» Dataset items
*****

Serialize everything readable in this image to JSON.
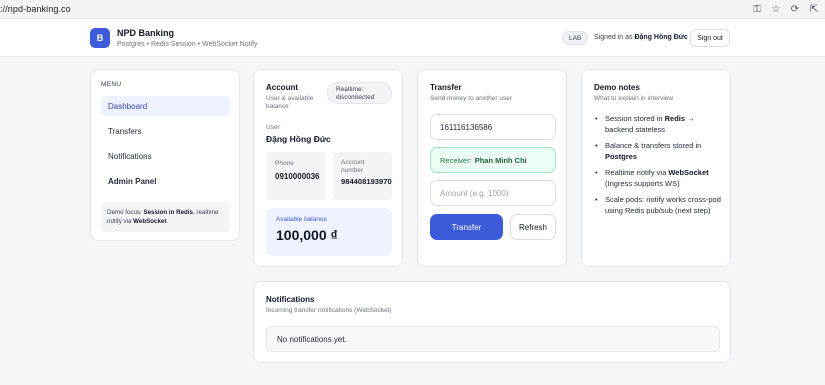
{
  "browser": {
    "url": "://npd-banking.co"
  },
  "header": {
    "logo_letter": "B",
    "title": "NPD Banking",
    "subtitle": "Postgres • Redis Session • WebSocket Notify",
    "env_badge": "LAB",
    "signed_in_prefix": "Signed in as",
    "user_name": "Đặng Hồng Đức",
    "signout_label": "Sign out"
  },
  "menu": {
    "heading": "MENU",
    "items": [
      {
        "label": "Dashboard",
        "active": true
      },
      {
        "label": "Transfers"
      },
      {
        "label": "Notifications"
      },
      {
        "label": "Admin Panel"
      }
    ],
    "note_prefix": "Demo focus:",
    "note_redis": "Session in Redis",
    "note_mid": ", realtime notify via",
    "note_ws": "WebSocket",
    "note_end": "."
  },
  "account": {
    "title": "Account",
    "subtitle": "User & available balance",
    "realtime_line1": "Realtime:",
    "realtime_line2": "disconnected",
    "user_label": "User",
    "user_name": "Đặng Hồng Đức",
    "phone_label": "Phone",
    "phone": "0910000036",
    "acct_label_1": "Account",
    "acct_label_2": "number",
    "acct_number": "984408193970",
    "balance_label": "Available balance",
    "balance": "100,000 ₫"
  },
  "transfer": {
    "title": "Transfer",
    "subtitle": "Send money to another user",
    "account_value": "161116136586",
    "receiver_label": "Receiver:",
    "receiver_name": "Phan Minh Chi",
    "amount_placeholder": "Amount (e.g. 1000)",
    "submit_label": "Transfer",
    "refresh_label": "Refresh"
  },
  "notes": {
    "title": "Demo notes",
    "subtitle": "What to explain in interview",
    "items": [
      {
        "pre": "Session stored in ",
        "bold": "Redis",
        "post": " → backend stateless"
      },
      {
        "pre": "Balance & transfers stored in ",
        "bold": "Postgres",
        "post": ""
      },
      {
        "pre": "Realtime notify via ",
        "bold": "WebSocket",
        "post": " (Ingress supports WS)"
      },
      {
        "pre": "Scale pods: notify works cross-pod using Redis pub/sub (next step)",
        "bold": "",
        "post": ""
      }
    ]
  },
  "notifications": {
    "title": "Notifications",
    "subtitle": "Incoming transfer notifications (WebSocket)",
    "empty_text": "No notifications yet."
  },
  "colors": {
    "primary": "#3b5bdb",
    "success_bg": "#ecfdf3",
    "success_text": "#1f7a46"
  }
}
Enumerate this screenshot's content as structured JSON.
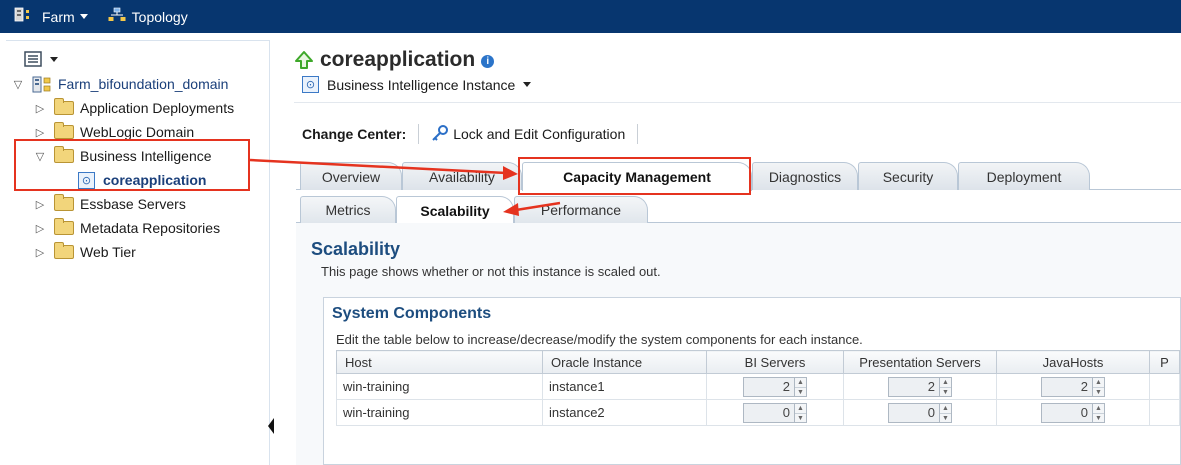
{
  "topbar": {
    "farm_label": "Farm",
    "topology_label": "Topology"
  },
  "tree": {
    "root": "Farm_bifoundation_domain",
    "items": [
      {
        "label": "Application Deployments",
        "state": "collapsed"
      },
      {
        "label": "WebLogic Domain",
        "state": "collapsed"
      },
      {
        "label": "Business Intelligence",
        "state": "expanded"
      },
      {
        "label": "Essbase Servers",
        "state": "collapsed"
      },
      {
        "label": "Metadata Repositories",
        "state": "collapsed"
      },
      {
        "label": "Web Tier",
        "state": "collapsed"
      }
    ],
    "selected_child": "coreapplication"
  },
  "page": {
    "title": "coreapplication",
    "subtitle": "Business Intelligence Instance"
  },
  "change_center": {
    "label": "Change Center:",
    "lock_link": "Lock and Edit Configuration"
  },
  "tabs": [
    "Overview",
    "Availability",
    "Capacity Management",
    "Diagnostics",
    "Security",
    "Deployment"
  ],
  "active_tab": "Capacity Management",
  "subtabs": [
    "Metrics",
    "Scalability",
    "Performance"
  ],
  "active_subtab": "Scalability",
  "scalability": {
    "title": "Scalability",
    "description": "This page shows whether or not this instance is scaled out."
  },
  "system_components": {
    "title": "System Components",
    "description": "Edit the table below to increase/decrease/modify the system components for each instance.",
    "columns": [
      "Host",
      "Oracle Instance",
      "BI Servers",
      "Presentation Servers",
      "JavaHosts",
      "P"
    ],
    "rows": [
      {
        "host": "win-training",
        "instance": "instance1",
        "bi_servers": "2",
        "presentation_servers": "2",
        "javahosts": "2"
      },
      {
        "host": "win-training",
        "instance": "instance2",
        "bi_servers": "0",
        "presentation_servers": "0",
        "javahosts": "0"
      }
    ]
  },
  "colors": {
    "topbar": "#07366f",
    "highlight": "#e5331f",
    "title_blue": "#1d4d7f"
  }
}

*****

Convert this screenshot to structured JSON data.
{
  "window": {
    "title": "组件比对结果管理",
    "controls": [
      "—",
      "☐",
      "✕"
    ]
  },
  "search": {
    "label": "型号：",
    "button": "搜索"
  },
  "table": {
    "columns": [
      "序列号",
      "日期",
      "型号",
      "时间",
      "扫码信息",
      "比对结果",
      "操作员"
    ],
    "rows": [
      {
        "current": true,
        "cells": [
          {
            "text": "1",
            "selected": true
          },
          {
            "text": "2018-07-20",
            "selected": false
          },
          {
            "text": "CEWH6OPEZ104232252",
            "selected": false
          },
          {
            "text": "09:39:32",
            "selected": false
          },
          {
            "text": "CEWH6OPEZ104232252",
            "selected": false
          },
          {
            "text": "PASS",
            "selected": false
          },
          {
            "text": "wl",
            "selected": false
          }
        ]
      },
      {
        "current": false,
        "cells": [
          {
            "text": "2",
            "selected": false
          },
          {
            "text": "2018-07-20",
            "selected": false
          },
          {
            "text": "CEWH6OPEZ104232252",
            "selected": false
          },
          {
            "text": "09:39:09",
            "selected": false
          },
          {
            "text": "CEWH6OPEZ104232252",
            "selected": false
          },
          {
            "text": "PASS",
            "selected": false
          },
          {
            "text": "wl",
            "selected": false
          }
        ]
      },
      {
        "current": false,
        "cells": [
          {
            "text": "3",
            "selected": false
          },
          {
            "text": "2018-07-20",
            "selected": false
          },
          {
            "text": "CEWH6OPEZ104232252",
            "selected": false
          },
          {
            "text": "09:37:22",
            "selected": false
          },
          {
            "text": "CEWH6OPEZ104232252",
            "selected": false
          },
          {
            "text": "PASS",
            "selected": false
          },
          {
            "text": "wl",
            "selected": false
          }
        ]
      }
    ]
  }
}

*****

Pull out each line containing the word "table" and copy it.

    "description": "Edit the table below to increase/decrease/modify the system components for each instance.",
  "table": {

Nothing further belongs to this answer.